◆ **ФРАГМЕНТ ТЕКСТА**:
Чтение онлайн

ЖАНРЫ

Том 2. «Проблемы творчества Достоевского», 1929. Статьи о Л.Толстом, 1929. Записи курса лекций по истории русской литературы, 1922-1927

Бахтин Михаил Михайлович

Шрифт:

Ближайшей и подлинной научной почвой, или «другостью», лингвистического мышления Л. Шпитцера, как это неизменно подчеркивал М.М.Б., была «эстетическая лингвистика (школа Фосслера)» (ЭСТ, 298), что не скрывал и сам автор «Итальянского разговорного языка»: «Признавая, вместе с Кроче, язык скорее выражением (Ausdruck), чем коммуникацией (Mitteilung), и сближая его с эстетикой, Фосслер всегда боролся за интерпретацию поэта из его языкового окружения, которое, во всяком случае, не менее существенно для его понимания, чем обычное биографическое окружение» (см.: Шпитцер Л. Словесное искусство и наука о языке. — В кн.: Проблемы литературной формы / Под ред. и с пред. В. М.Жирмунского. Л., «Academia», 1928, с. 193). Что «выражение» само — в искусстве и в жизни — есть только особенный случай «коммуникации», точнее, диалогически ответной реакции, притом конститутивно определяемой не «внутри» сознания, а «извне» его (ср.: «Не переживание организует выражение, а наоборот, выражение организует переживание, впервые дает ему форму и определенность направления» — МФЯ, 101); что, далее, самый принцип «выражения» не тождествен специфике эстетического (как принцип «переживания» не тождествен структуре субъективности и действительно переживаемому опыту); что наконец язык не может быть понят «в себе», за счет сближения его с эстетикой (как, впрочем, и эстетическое не может быть понято «в себе» за счет растворения его в эстетически понятом «сознании»), — таково, в общих чертах, направление бахтинской критики «лингвистического формализма» (МФЯ, 72) в целом с его ориентацией на «изолированное монологическое высказывание» (МФЯ, 134), и, в частности, — «индивидуалистическогосубъективизма» (МФЯ, 59–63, 99-113).

◆ **ЗАДАНИЕ**:
Продолжите текст о бахтинской критике эстетической лингвистики Шпитцера и школы Фосслера, начав сразу после его последнего предложения. Материал здесь ни при чем.

◆ **БЛОК ДАННЫХ**:
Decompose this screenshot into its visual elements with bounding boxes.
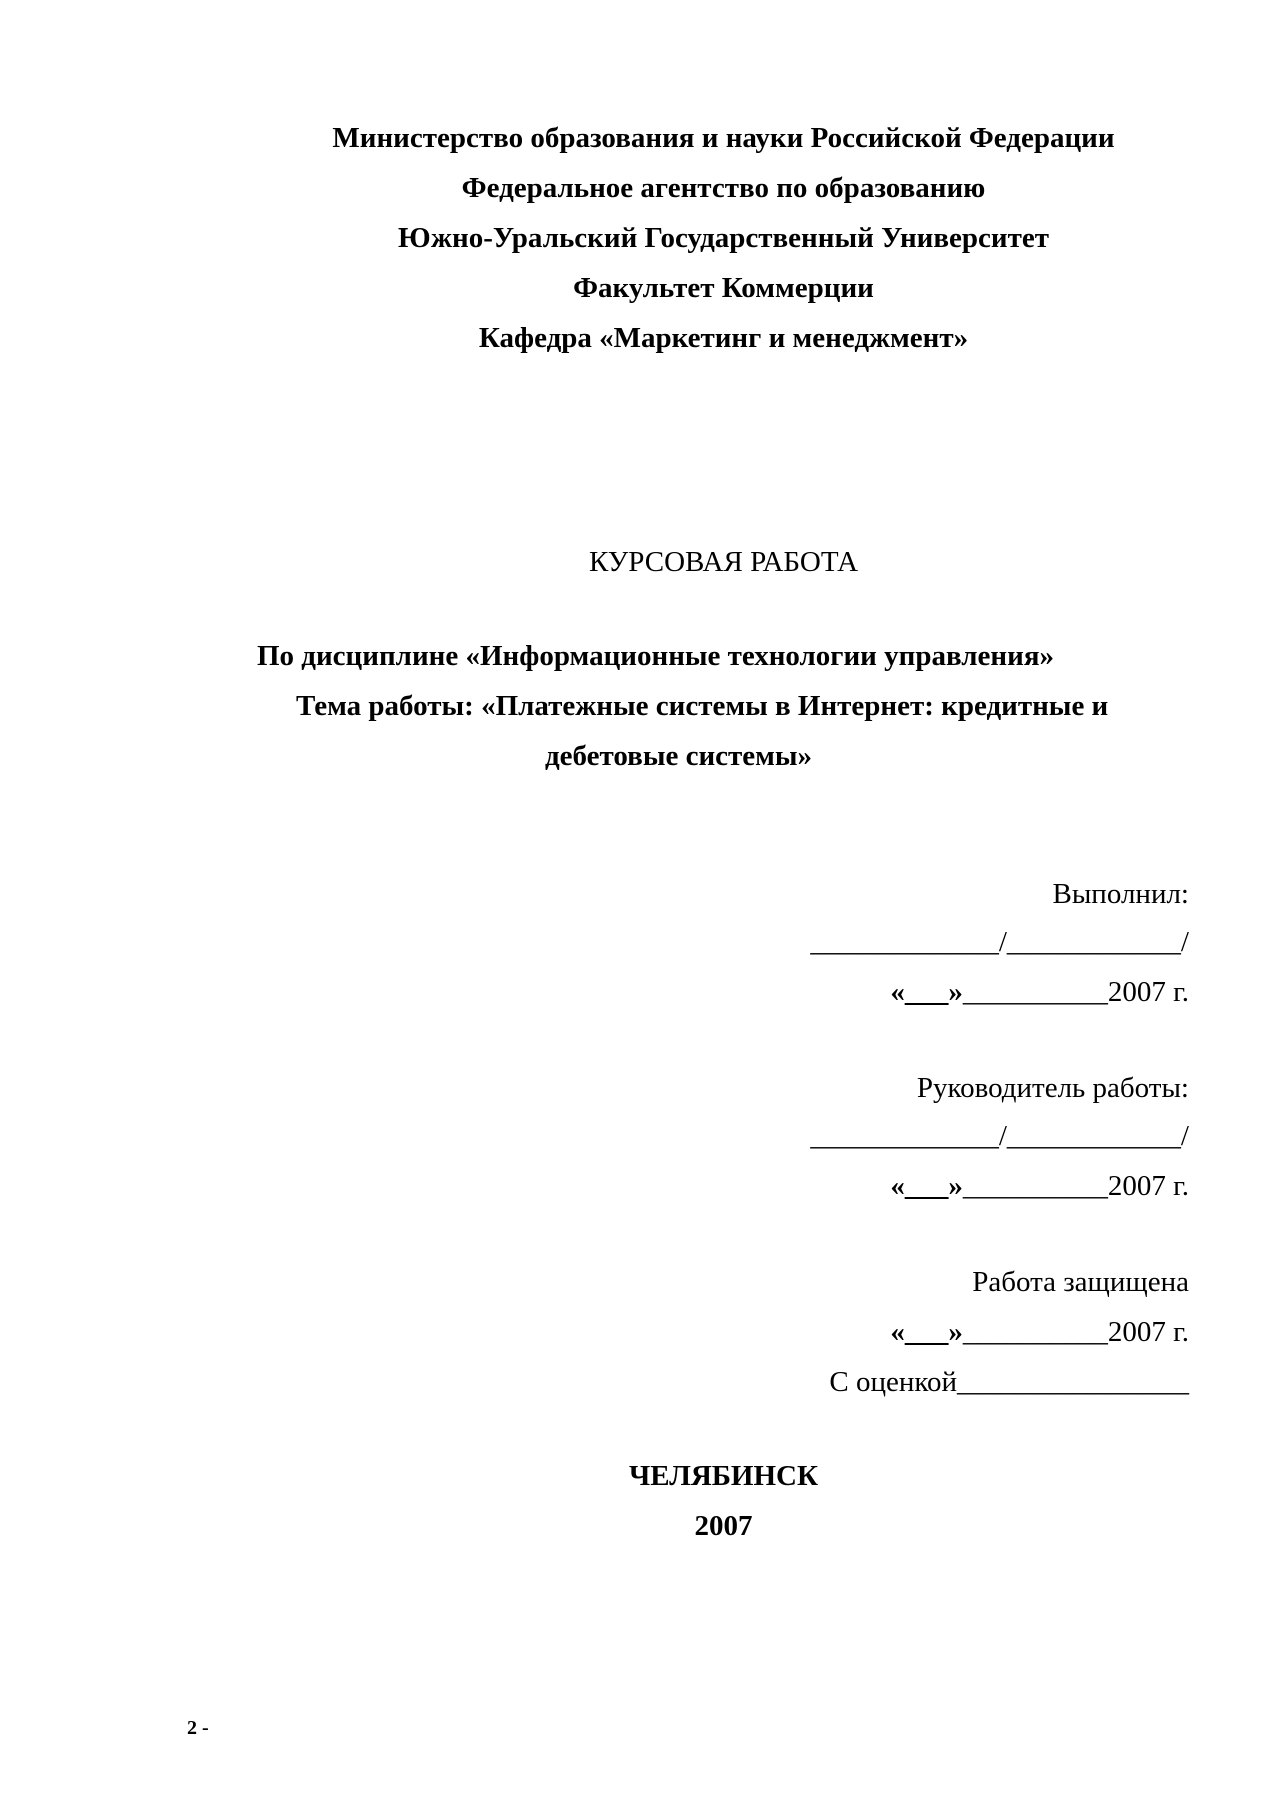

◆ **РЕЗУЛЬТАТ**:
Только на фоне осуществленного в современной немецкой философской герменевтике радикального преобразования-самокритики теоретизма и эстетической метафизики Запада (см., в частности, анализ «эстетики гения», «искусства переживания», «абстракции эстетического сознания», «позиции искусства», «исторического сознания», «философии жизни» и других романтико-спекулятивных образований в философии, эстетике и духовной культуре XVIII–XX вв., а равно и методическое отграничение лингвистического подхода применительно к конкретному историческому бытию «языка» и «слова» — в книге Г.-Г. Гадамера «Истина и метод», 1960 г.) можно корректно сориентировать и по достоинству оценить, теоретически и исторически, направление критики М.М.Б. «эстетической лингвистики» К. Фосслера, Л. Шпитцера и др. — всей «немецкой» линии филоссфско-лингвистического мышления Нового времени.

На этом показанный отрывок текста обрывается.